● Problem description:
Extract, from the listing that follows, each line containing the word "EXPECTED".

══════

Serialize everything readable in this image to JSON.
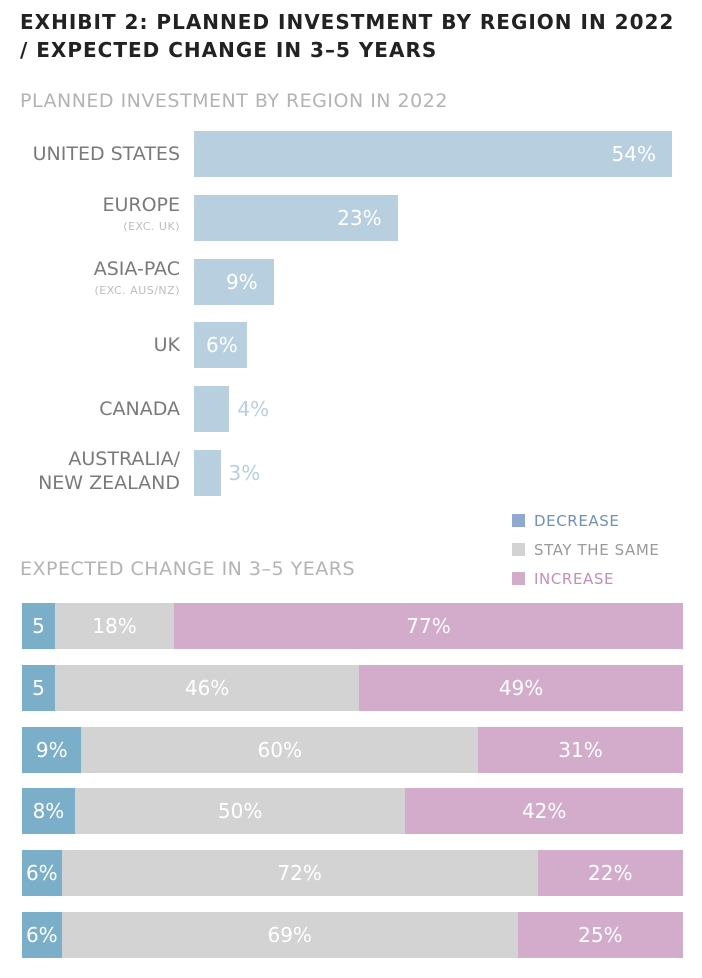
{
  "title": "EXHIBIT 2: PLANNED INVESTMENT BY REGION IN 2022 / EXPECTED CHANGE IN 3–5 YEARS",
  "colors": {
    "bar": "#b8cfe0",
    "decrease": "#7aaec9",
    "stay": "#d3d3d3",
    "increase": "#d3abcb",
    "legend_decrease": "#8fa9d1",
    "legend_decrease_text": "#6f8fbf",
    "legend_increase_text": "#c48eba",
    "legend_stay_text": "#9a9a9a"
  },
  "chart_data": [
    {
      "type": "bar",
      "orientation": "horizontal",
      "title": "PLANNED INVESTMENT BY REGION IN 2022",
      "categories": [
        {
          "label": "UNITED STATES",
          "sub": ""
        },
        {
          "label": "EUROPE",
          "sub": "(EXC. UK)"
        },
        {
          "label": "ASIA-PAC",
          "sub": "(EXC. AUS/NZ)"
        },
        {
          "label": "UK",
          "sub": ""
        },
        {
          "label": "CANADA",
          "sub": ""
        },
        {
          "label": "AUSTRALIA/\nNEW ZEALAND",
          "sub": ""
        }
      ],
      "values": [
        54,
        23,
        9,
        6,
        4,
        3
      ],
      "value_labels": [
        "54%",
        "23%",
        "9%",
        "6%",
        "4%",
        "3%"
      ],
      "xlim": [
        0,
        54
      ],
      "grid": false
    },
    {
      "type": "bar",
      "orientation": "horizontal",
      "stacked": true,
      "title": "EXPECTED CHANGE IN 3–5 YEARS",
      "legend": {
        "placement": "top-right",
        "entries": [
          "DECREASE",
          "STAY THE SAME",
          "INCREASE"
        ]
      },
      "series": [
        {
          "name": "DECREASE",
          "values": [
            5,
            5,
            9,
            8,
            6,
            6
          ],
          "labels": [
            "5",
            "5",
            "9%",
            "8%",
            "6%",
            "6%"
          ]
        },
        {
          "name": "STAY THE SAME",
          "values": [
            18,
            46,
            60,
            50,
            72,
            69
          ],
          "labels": [
            "18%",
            "46%",
            "60%",
            "50%",
            "72%",
            "69%"
          ]
        },
        {
          "name": "INCREASE",
          "values": [
            77,
            49,
            31,
            42,
            22,
            25
          ],
          "labels": [
            "77%",
            "49%",
            "31%",
            "42%",
            "22%",
            "25%"
          ]
        }
      ],
      "xlim": [
        0,
        100
      ],
      "grid": false
    }
  ]
}
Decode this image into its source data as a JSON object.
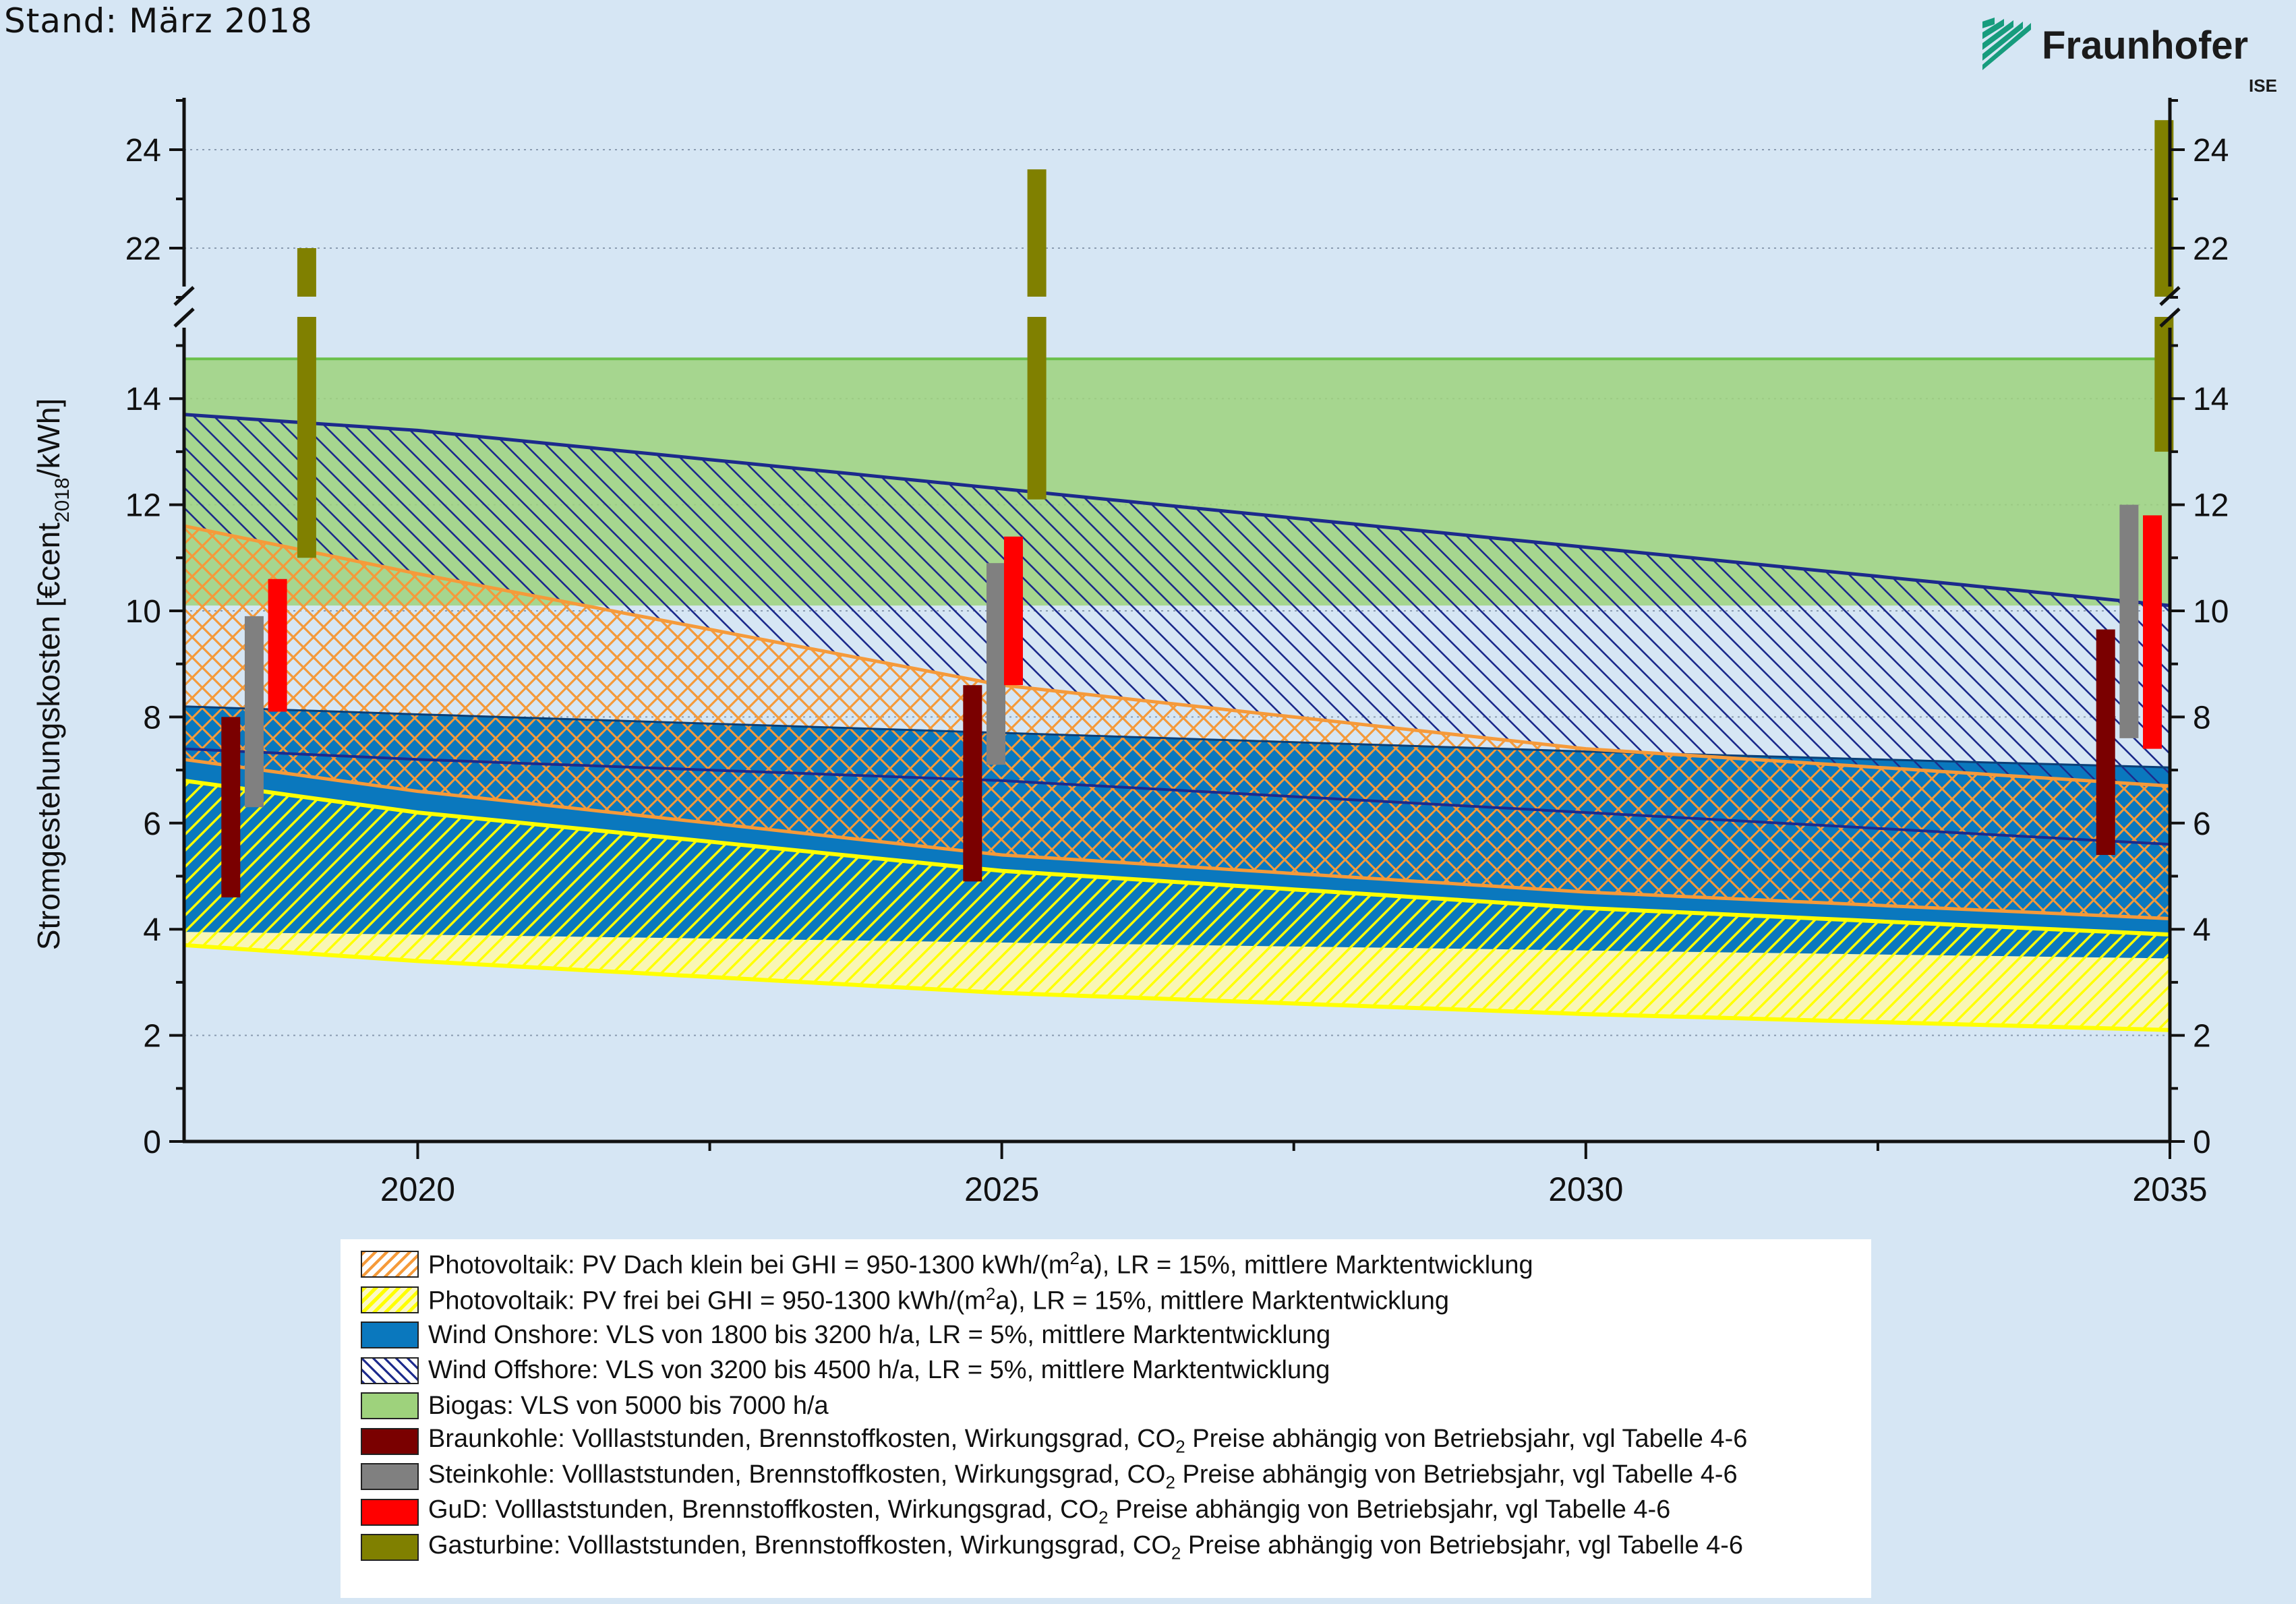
{
  "header": {
    "stand_label": "Stand: März 2018",
    "logo_name": "Fraunhofer",
    "logo_suffix": "ISE",
    "logo_color": "#179c7d"
  },
  "chart_data": {
    "type": "area",
    "ylabel": "Stromgestehungskosten [€cent2018/kWh]",
    "ylabel_parts": {
      "before": "Stromgestehungskosten [€cent",
      "sub": "2018",
      "after": "/kWh]"
    },
    "xlim": [
      2018,
      2035
    ],
    "ylim_lower": [
      0,
      15.5
    ],
    "ylim_upper": [
      21,
      25
    ],
    "axis_break": "between 15.5 and 21",
    "grid": "dotted horizontal",
    "x_ticks": [
      2020,
      2025,
      2030,
      2035
    ],
    "x_ticklabels": [
      "2020",
      "2025",
      "2030",
      "2035"
    ],
    "y_ticks": [
      0,
      2,
      4,
      6,
      8,
      10,
      12,
      14,
      22,
      24
    ],
    "y_ticklabels": [
      "0",
      "2",
      "4",
      "6",
      "8",
      "10",
      "12",
      "14",
      "22",
      "24"
    ],
    "bands": [
      {
        "name": "Photovoltaik PV Dach klein",
        "legend": {
          "before": "Photovoltaik: PV Dach klein bei GHI = 950-1300 kWh/(m",
          "sup": "2",
          "after": "a), LR = 15%, mittlere Marktentwicklung"
        },
        "color": "#f59a3a",
        "x": [
          2018,
          2020,
          2025,
          2030,
          2035
        ],
        "lower": [
          7.2,
          6.6,
          5.4,
          4.7,
          4.2
        ],
        "upper": [
          11.6,
          10.7,
          8.6,
          7.4,
          6.7
        ]
      },
      {
        "name": "Photovoltaik PV frei",
        "legend": {
          "before": "Photovoltaik: PV frei bei GHI = 950-1300 kWh/(m",
          "sup": "2",
          "after": "a), LR = 15%, mittlere Marktentwicklung"
        },
        "color": "#ffff00",
        "x": [
          2018,
          2020,
          2025,
          2030,
          2035
        ],
        "lower": [
          3.7,
          3.4,
          2.8,
          2.4,
          2.1
        ],
        "upper": [
          6.8,
          6.2,
          5.1,
          4.4,
          3.9
        ]
      },
      {
        "name": "Wind Onshore",
        "legend": {
          "before": "Wind Onshore: VLS von 1800 bis 3200 h/a, LR = 5%, mittlere Marktentwicklung",
          "sup": "",
          "after": ""
        },
        "color": "#0a78be",
        "x": [
          2018,
          2020,
          2025,
          2030,
          2035
        ],
        "lower": [
          3.95,
          3.9,
          3.75,
          3.6,
          3.45
        ],
        "upper": [
          8.2,
          8.05,
          7.7,
          7.35,
          7.05
        ]
      },
      {
        "name": "Wind Offshore",
        "legend": {
          "before": "Wind Offshore: VLS von 3200 bis 4500 h/a, LR = 5%, mittlere Marktentwicklung",
          "sup": "",
          "after": ""
        },
        "color": "#1c2a8c",
        "x": [
          2018,
          2020,
          2025,
          2030,
          2035
        ],
        "lower": [
          7.4,
          7.2,
          6.8,
          6.2,
          5.6
        ],
        "upper": [
          13.7,
          13.4,
          12.3,
          11.2,
          10.1
        ]
      },
      {
        "name": "Biogas",
        "legend": {
          "before": "Biogas: VLS von 5000 bis 7000 h/a",
          "sup": "",
          "after": ""
        },
        "color": "#9ed27c",
        "x": [
          2018,
          2035
        ],
        "lower": [
          10.1,
          10.1
        ],
        "upper": [
          14.75,
          14.75
        ]
      }
    ],
    "bars": [
      {
        "name": "Braunkohle",
        "color": "#7a0000",
        "legend": {
          "before": "Braunkohle: Volllaststunden, Brennstoffkosten, Wirkungsgrad, CO",
          "sub": "2",
          "after": " Preise abhängig von Betriebsjahr, vgl Tabelle 4-6"
        },
        "ranges": [
          {
            "x": 2018.4,
            "low": 4.6,
            "high": 8.0
          },
          {
            "x": 2024.75,
            "low": 4.9,
            "high": 8.6
          },
          {
            "x": 2034.45,
            "low": 5.4,
            "high": 9.65
          }
        ]
      },
      {
        "name": "Steinkohle",
        "color": "#808080",
        "legend": {
          "before": "Steinkohle: Volllaststunden, Brennstoffkosten, Wirkungsgrad, CO",
          "sub": "2",
          "after": " Preise abhängig von Betriebsjahr, vgl Tabelle 4-6"
        },
        "ranges": [
          {
            "x": 2018.6,
            "low": 6.3,
            "high": 9.9
          },
          {
            "x": 2024.95,
            "low": 7.1,
            "high": 10.9
          },
          {
            "x": 2034.65,
            "low": 7.6,
            "high": 12.0
          }
        ]
      },
      {
        "name": "GuD",
        "color": "#ff0000",
        "legend": {
          "before": "GuD: Volllaststunden, Brennstoffkosten, Wirkungsgrad, CO",
          "sub": "2",
          "after": " Preise abhängig von Betriebsjahr, vgl Tabelle 4-6"
        },
        "ranges": [
          {
            "x": 2018.8,
            "low": 8.1,
            "high": 10.6
          },
          {
            "x": 2025.1,
            "low": 8.6,
            "high": 11.4
          },
          {
            "x": 2034.85,
            "low": 7.4,
            "high": 11.8
          }
        ]
      },
      {
        "name": "Gasturbine",
        "color": "#808000",
        "legend": {
          "before": "Gasturbine: Volllaststunden, Brennstoffkosten, Wirkungsgrad, CO",
          "sub": "2",
          "after": " Preise abhängig von Betriebsjahr, vgl Tabelle 4-6"
        },
        "ranges": [
          {
            "x": 2019.05,
            "low": 11.0,
            "high": 22.0
          },
          {
            "x": 2025.3,
            "low": 12.1,
            "high": 23.6
          },
          {
            "x": 2034.95,
            "low": 13.0,
            "high": 24.6
          }
        ]
      }
    ]
  }
}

══════

● Response to the task:
  "title": "EXHIBIT 2: PLANNED INVESTMENT BY REGION IN 2022 / EXPECTED CHANGE IN 3–5 YEARS",
      "title": "EXPECTED CHANGE IN 3–5 YEARS",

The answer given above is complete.